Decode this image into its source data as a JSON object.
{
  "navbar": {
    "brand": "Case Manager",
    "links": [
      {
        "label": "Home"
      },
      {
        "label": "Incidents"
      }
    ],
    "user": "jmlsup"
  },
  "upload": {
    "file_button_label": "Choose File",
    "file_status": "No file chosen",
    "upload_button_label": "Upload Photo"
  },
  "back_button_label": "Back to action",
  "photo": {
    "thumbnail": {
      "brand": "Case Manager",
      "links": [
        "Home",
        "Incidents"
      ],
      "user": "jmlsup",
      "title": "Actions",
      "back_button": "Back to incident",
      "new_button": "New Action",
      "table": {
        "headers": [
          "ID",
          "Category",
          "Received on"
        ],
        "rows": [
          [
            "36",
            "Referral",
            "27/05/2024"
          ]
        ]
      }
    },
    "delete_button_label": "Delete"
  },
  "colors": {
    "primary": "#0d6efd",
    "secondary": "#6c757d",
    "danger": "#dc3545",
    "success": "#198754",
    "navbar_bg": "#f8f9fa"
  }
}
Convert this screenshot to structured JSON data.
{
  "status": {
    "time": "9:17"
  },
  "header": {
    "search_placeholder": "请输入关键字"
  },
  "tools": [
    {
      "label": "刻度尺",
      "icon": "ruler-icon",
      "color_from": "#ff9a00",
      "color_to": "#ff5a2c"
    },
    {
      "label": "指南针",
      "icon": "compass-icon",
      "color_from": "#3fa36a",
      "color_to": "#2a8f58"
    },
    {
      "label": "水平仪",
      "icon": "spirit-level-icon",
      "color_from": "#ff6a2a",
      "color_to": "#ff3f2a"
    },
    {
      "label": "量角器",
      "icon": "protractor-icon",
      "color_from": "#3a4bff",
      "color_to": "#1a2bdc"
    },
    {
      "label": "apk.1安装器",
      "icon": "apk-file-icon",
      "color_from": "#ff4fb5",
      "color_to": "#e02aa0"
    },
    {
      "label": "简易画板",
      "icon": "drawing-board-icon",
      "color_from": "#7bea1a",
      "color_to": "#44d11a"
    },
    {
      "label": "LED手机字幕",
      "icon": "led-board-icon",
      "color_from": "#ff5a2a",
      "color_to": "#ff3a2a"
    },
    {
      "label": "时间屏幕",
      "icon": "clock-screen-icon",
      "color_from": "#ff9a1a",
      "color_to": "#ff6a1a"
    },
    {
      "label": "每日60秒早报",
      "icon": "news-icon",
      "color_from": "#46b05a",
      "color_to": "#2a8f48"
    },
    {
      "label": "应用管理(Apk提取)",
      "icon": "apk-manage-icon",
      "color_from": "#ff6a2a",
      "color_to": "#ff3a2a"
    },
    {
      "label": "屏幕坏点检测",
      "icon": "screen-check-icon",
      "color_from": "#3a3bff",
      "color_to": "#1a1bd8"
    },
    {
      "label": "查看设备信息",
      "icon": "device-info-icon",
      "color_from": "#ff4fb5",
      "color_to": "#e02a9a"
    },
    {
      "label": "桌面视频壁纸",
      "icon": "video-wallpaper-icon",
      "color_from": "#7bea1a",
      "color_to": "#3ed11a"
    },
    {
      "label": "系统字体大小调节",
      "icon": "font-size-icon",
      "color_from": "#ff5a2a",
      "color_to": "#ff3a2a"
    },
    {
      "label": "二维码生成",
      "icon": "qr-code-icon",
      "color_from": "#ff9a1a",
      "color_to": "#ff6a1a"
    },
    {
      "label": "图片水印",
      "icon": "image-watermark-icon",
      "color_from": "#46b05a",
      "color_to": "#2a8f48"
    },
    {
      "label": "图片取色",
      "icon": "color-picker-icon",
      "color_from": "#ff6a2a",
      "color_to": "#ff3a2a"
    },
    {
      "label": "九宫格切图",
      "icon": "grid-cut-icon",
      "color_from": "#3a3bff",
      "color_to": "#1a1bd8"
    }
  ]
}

* _WHAT IS NEEDED_
Among the records above, find each line holding the string "data" and pull it out.

* _ANSWER BELOW_
Decode this image into its source data as a JSON object.
Convert this screenshot to structured JSON data.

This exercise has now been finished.